*GIVEN EXERCISE*
Copy all lines of the listing that include the string "marker".
▬▬▬▬▬▬
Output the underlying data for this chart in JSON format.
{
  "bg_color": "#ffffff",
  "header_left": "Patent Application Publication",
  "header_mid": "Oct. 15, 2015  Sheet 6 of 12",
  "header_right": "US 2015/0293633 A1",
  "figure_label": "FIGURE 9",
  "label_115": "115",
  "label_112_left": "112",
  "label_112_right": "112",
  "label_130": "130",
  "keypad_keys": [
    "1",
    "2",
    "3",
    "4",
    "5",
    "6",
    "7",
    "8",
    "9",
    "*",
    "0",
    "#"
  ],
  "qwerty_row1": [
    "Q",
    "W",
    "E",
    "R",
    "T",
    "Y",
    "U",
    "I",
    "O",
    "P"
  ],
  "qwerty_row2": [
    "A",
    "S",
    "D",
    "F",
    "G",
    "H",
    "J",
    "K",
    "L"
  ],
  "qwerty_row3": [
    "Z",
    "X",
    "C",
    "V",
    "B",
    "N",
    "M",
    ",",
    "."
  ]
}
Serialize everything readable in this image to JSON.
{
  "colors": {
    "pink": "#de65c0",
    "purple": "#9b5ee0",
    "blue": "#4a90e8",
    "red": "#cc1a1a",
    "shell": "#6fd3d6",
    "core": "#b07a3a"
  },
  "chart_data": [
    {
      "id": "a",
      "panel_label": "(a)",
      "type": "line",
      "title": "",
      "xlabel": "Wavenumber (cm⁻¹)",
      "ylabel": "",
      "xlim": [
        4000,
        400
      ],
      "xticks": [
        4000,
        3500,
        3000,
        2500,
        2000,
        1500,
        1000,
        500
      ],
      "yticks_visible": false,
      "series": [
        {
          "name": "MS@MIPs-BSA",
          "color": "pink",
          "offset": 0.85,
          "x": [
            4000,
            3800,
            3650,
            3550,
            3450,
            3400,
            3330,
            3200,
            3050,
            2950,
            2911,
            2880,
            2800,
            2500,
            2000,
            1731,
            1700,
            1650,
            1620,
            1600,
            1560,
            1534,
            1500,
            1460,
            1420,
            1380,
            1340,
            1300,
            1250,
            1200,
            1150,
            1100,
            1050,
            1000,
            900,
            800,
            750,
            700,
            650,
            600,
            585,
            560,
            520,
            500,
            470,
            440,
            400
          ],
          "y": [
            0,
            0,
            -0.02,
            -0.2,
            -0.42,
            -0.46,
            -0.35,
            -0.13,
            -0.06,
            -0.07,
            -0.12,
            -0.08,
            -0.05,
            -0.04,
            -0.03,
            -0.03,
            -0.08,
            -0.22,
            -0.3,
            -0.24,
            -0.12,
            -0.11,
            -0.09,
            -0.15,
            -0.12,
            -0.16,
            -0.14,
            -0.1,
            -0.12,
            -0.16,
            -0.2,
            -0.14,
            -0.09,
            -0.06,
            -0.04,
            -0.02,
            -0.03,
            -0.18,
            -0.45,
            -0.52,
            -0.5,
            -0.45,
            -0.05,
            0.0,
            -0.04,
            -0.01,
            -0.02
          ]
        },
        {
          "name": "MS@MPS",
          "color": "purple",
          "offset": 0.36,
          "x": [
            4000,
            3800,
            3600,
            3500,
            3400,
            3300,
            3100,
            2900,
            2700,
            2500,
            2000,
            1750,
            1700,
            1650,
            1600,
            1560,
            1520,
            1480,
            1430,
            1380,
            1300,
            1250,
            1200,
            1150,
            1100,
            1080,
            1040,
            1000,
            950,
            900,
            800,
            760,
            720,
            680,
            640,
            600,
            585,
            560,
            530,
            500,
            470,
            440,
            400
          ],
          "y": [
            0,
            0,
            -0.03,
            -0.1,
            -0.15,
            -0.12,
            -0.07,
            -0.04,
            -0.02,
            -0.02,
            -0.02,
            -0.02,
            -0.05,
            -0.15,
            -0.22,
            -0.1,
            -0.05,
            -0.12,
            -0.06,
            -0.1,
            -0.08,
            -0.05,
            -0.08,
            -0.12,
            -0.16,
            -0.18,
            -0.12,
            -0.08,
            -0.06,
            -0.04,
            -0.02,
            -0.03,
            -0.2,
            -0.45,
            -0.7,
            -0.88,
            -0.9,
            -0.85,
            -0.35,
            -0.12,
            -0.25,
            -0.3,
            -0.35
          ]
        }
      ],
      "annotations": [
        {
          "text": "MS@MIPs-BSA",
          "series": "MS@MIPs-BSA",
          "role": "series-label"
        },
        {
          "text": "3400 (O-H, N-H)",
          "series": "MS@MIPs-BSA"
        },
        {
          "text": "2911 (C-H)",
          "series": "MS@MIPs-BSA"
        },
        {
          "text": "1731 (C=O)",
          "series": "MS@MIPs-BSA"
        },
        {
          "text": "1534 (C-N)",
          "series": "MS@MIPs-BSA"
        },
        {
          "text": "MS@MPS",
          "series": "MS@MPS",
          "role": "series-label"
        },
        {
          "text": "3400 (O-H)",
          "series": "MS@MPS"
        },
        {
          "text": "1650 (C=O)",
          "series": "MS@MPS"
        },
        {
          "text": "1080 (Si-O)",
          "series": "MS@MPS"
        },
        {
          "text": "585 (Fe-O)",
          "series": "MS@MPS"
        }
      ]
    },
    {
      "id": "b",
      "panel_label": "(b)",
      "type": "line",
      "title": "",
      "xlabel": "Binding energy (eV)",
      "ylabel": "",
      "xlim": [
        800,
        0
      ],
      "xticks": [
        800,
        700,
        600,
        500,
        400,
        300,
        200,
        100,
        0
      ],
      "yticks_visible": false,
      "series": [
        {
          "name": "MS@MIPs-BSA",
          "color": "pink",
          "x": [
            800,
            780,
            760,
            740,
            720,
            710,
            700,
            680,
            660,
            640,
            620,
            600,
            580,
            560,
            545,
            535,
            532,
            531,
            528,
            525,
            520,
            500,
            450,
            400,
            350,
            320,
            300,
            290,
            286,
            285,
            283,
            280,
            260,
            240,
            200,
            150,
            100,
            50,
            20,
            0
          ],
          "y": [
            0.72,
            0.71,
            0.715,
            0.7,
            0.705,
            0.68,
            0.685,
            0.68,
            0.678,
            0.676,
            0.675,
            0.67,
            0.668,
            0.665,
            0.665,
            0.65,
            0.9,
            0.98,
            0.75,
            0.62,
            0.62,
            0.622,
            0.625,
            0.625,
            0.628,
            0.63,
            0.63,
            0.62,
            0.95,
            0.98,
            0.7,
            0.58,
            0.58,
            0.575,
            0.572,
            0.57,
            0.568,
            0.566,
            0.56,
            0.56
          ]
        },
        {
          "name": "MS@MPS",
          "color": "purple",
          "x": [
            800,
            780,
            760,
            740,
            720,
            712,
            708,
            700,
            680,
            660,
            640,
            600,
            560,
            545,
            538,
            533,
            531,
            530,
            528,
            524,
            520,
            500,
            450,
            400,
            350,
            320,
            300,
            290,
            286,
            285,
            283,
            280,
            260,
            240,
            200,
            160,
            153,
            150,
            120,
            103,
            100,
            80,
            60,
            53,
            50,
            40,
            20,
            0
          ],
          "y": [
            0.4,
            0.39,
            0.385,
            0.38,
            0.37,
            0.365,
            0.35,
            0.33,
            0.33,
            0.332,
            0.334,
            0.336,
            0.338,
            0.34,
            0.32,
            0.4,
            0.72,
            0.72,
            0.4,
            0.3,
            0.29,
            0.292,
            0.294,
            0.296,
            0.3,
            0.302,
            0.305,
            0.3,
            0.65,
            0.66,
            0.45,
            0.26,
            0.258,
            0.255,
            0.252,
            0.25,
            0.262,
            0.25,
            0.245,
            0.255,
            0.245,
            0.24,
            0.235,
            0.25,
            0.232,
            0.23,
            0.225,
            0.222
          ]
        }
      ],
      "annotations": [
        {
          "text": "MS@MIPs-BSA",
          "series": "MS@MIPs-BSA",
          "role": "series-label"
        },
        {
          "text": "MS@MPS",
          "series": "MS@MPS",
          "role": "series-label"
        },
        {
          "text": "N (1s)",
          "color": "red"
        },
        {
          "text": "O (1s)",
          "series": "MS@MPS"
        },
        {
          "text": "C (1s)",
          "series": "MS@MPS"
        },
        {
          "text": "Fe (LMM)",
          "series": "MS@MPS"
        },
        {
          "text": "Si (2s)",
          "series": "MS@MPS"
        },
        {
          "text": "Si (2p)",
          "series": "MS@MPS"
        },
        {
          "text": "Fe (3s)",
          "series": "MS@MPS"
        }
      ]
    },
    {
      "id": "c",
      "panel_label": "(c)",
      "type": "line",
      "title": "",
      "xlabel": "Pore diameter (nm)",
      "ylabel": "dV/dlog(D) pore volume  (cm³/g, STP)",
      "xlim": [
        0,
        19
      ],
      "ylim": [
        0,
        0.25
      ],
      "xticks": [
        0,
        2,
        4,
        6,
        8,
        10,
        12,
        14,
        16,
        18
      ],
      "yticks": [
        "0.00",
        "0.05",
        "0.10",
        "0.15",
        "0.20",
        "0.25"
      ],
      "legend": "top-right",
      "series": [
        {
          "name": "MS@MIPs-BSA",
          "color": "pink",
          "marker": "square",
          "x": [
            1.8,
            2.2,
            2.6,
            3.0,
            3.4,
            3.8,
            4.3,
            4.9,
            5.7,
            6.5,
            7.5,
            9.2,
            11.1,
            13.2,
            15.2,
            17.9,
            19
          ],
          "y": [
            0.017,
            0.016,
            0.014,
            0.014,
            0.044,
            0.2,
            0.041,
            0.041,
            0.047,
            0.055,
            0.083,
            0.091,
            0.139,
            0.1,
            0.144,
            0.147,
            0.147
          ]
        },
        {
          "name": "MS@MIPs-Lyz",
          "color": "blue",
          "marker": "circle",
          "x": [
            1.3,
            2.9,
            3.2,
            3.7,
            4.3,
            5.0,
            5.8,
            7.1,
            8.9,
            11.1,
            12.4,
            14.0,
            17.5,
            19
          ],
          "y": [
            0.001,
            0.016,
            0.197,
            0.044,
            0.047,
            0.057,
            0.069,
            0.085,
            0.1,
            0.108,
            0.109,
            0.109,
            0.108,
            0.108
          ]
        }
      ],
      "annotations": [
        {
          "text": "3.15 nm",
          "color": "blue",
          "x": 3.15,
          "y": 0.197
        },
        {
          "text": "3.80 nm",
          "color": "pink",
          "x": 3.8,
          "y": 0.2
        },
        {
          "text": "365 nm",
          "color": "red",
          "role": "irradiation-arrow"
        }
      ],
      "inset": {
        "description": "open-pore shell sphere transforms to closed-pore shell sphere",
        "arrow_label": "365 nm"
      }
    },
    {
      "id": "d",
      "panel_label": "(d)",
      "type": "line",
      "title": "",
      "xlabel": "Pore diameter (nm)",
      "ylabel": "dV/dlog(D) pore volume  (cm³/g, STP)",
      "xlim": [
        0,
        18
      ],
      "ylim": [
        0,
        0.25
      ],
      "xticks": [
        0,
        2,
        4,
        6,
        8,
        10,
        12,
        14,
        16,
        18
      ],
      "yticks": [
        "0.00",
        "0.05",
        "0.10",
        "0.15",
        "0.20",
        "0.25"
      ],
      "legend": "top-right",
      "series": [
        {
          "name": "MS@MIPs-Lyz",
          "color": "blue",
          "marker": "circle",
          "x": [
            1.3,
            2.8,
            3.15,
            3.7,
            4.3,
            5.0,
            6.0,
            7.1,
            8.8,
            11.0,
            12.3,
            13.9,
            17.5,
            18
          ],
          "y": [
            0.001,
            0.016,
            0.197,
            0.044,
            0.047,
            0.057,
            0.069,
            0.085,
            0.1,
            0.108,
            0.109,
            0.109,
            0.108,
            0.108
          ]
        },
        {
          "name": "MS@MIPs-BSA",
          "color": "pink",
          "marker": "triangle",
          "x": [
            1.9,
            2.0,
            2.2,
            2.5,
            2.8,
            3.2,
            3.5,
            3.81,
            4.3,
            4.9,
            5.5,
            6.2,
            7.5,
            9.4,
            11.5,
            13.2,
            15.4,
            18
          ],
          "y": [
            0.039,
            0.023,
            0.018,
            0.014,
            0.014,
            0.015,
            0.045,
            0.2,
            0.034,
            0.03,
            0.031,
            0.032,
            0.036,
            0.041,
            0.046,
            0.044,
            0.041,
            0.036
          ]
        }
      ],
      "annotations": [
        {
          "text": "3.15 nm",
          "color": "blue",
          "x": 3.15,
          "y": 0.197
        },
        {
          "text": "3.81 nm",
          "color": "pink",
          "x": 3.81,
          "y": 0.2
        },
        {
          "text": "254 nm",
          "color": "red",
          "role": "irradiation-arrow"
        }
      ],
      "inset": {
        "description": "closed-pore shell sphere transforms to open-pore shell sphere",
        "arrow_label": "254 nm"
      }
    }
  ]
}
▬▬▬▬▬▬
*WRITTEN SOLUTION*
          "marker": "square",
          "marker": "circle",
          "marker": "circle",
          "marker": "triangle",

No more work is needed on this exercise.